• _WHAT IS REQUIRED_: Below are some records. Say in a single number how many of their lines include the word "JSON".

• _DATA RECORDS_:
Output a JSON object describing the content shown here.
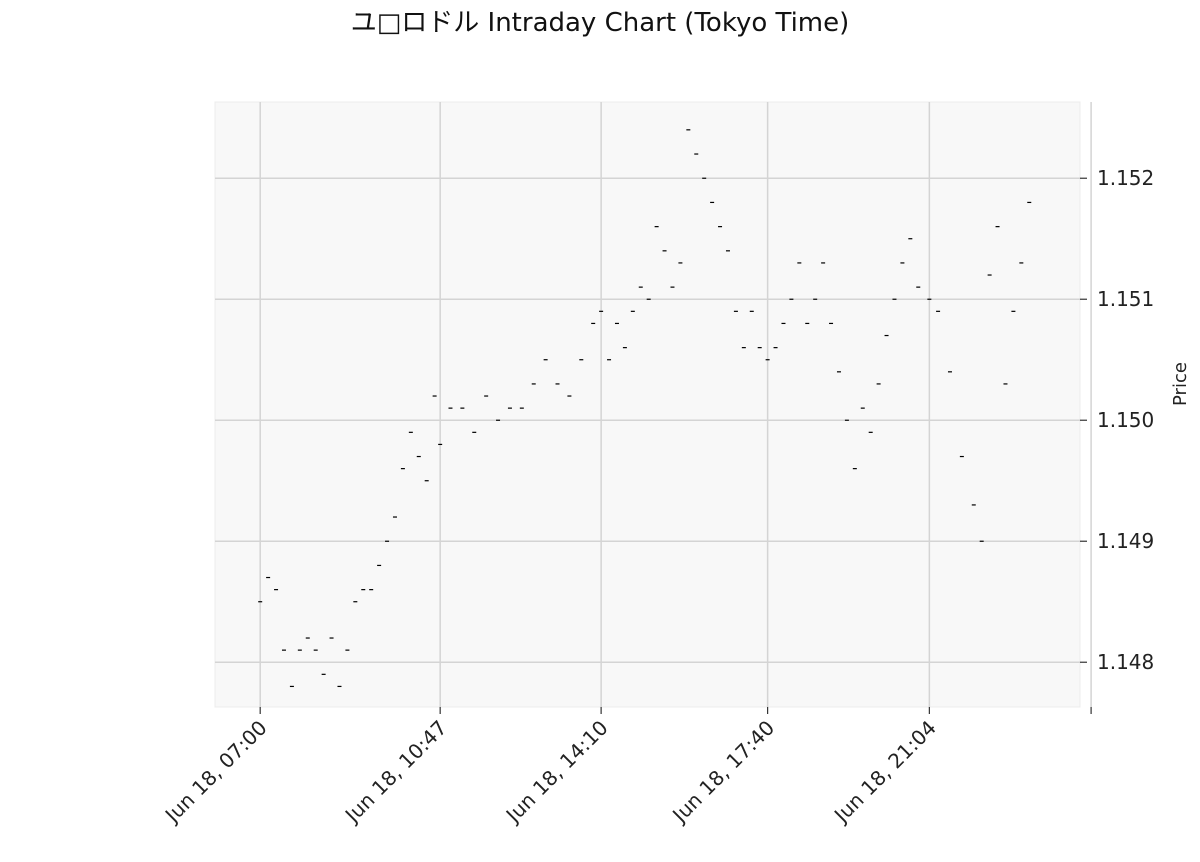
{
  "chart_data": {
    "type": "scatter",
    "title": "ユ□ロドル Intraday Chart (Tokyo Time)",
    "xlabel": "",
    "ylabel": "Price",
    "x_ticks": [
      "Jun 18, 07:00",
      "Jun 18, 10:47",
      "Jun 18, 14:10",
      "Jun 18, 17:40",
      "Jun 18, 21:04",
      ""
    ],
    "y_ticks": [
      "1.148",
      "1.149",
      "1.150",
      "1.151",
      "1.152"
    ],
    "xlim": [
      "Jun 18, 06:03",
      "Jun 19, 00:14"
    ],
    "ylim": [
      1.14763,
      1.15263
    ],
    "grid": true,
    "series": [
      {
        "marker": "tick",
        "color": "#000000",
        "points": [
          [
            "Jun 18, 07:00",
            1.1485
          ],
          [
            "Jun 18, 07:10",
            1.1487
          ],
          [
            "Jun 18, 07:20",
            1.1486
          ],
          [
            "Jun 18, 07:30",
            1.1481
          ],
          [
            "Jun 18, 07:40",
            1.1478
          ],
          [
            "Jun 18, 07:50",
            1.1481
          ],
          [
            "Jun 18, 08:00",
            1.1482
          ],
          [
            "Jun 18, 08:10",
            1.1481
          ],
          [
            "Jun 18, 08:20",
            1.1479
          ],
          [
            "Jun 18, 08:30",
            1.1482
          ],
          [
            "Jun 18, 08:40",
            1.1478
          ],
          [
            "Jun 18, 08:50",
            1.1481
          ],
          [
            "Jun 18, 09:00",
            1.1485
          ],
          [
            "Jun 18, 09:10",
            1.1486
          ],
          [
            "Jun 18, 09:20",
            1.1486
          ],
          [
            "Jun 18, 09:30",
            1.1488
          ],
          [
            "Jun 18, 09:40",
            1.149
          ],
          [
            "Jun 18, 09:50",
            1.1492
          ],
          [
            "Jun 18, 10:00",
            1.1496
          ],
          [
            "Jun 18, 10:10",
            1.1499
          ],
          [
            "Jun 18, 10:20",
            1.1497
          ],
          [
            "Jun 18, 10:30",
            1.1495
          ],
          [
            "Jun 18, 10:40",
            1.1502
          ],
          [
            "Jun 18, 10:47",
            1.1498
          ],
          [
            "Jun 18, 11:00",
            1.1501
          ],
          [
            "Jun 18, 11:15",
            1.1501
          ],
          [
            "Jun 18, 11:30",
            1.1499
          ],
          [
            "Jun 18, 11:45",
            1.1502
          ],
          [
            "Jun 18, 12:00",
            1.15
          ],
          [
            "Jun 18, 12:15",
            1.1501
          ],
          [
            "Jun 18, 12:30",
            1.1501
          ],
          [
            "Jun 18, 12:45",
            1.1503
          ],
          [
            "Jun 18, 13:00",
            1.1505
          ],
          [
            "Jun 18, 13:15",
            1.1503
          ],
          [
            "Jun 18, 13:30",
            1.1502
          ],
          [
            "Jun 18, 13:45",
            1.1505
          ],
          [
            "Jun 18, 14:00",
            1.1508
          ],
          [
            "Jun 18, 14:10",
            1.1509
          ],
          [
            "Jun 18, 14:20",
            1.1505
          ],
          [
            "Jun 18, 14:30",
            1.1508
          ],
          [
            "Jun 18, 14:40",
            1.1506
          ],
          [
            "Jun 18, 14:50",
            1.1509
          ],
          [
            "Jun 18, 15:00",
            1.1511
          ],
          [
            "Jun 18, 15:10",
            1.151
          ],
          [
            "Jun 18, 15:20",
            1.1516
          ],
          [
            "Jun 18, 15:30",
            1.1514
          ],
          [
            "Jun 18, 15:40",
            1.1511
          ],
          [
            "Jun 18, 15:50",
            1.1513
          ],
          [
            "Jun 18, 16:00",
            1.1524
          ],
          [
            "Jun 18, 16:10",
            1.1522
          ],
          [
            "Jun 18, 16:20",
            1.152
          ],
          [
            "Jun 18, 16:30",
            1.1518
          ],
          [
            "Jun 18, 16:40",
            1.1516
          ],
          [
            "Jun 18, 16:50",
            1.1514
          ],
          [
            "Jun 18, 17:00",
            1.1509
          ],
          [
            "Jun 18, 17:10",
            1.1506
          ],
          [
            "Jun 18, 17:20",
            1.1509
          ],
          [
            "Jun 18, 17:30",
            1.1506
          ],
          [
            "Jun 18, 17:40",
            1.1505
          ],
          [
            "Jun 18, 17:50",
            1.1506
          ],
          [
            "Jun 18, 18:00",
            1.1508
          ],
          [
            "Jun 18, 18:10",
            1.151
          ],
          [
            "Jun 18, 18:20",
            1.1513
          ],
          [
            "Jun 18, 18:30",
            1.1508
          ],
          [
            "Jun 18, 18:40",
            1.151
          ],
          [
            "Jun 18, 18:50",
            1.1513
          ],
          [
            "Jun 18, 19:00",
            1.1508
          ],
          [
            "Jun 18, 19:10",
            1.1504
          ],
          [
            "Jun 18, 19:20",
            1.15
          ],
          [
            "Jun 18, 19:30",
            1.1496
          ],
          [
            "Jun 18, 19:40",
            1.1501
          ],
          [
            "Jun 18, 19:50",
            1.1499
          ],
          [
            "Jun 18, 20:00",
            1.1503
          ],
          [
            "Jun 18, 20:10",
            1.1507
          ],
          [
            "Jun 18, 20:20",
            1.151
          ],
          [
            "Jun 18, 20:30",
            1.1513
          ],
          [
            "Jun 18, 20:40",
            1.1515
          ],
          [
            "Jun 18, 20:50",
            1.1511
          ],
          [
            "Jun 18, 21:04",
            1.151
          ],
          [
            "Jun 18, 21:15",
            1.1509
          ],
          [
            "Jun 18, 21:30",
            1.1504
          ],
          [
            "Jun 18, 21:45",
            1.1497
          ],
          [
            "Jun 18, 22:00",
            1.1493
          ],
          [
            "Jun 18, 22:10",
            1.149
          ],
          [
            "Jun 18, 22:20",
            1.1512
          ],
          [
            "Jun 18, 22:30",
            1.1516
          ],
          [
            "Jun 18, 22:40",
            1.1503
          ],
          [
            "Jun 18, 22:50",
            1.1509
          ],
          [
            "Jun 18, 23:00",
            1.1513
          ],
          [
            "Jun 18, 23:10",
            1.1518
          ]
        ]
      }
    ]
  }
}
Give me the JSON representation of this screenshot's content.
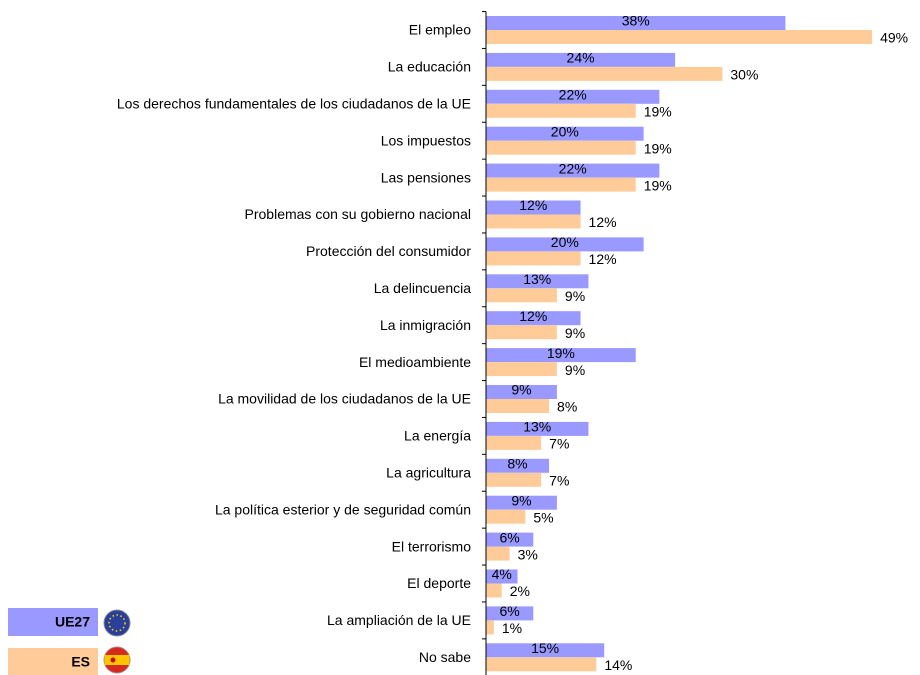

• _OUTPUT BELOW_: 2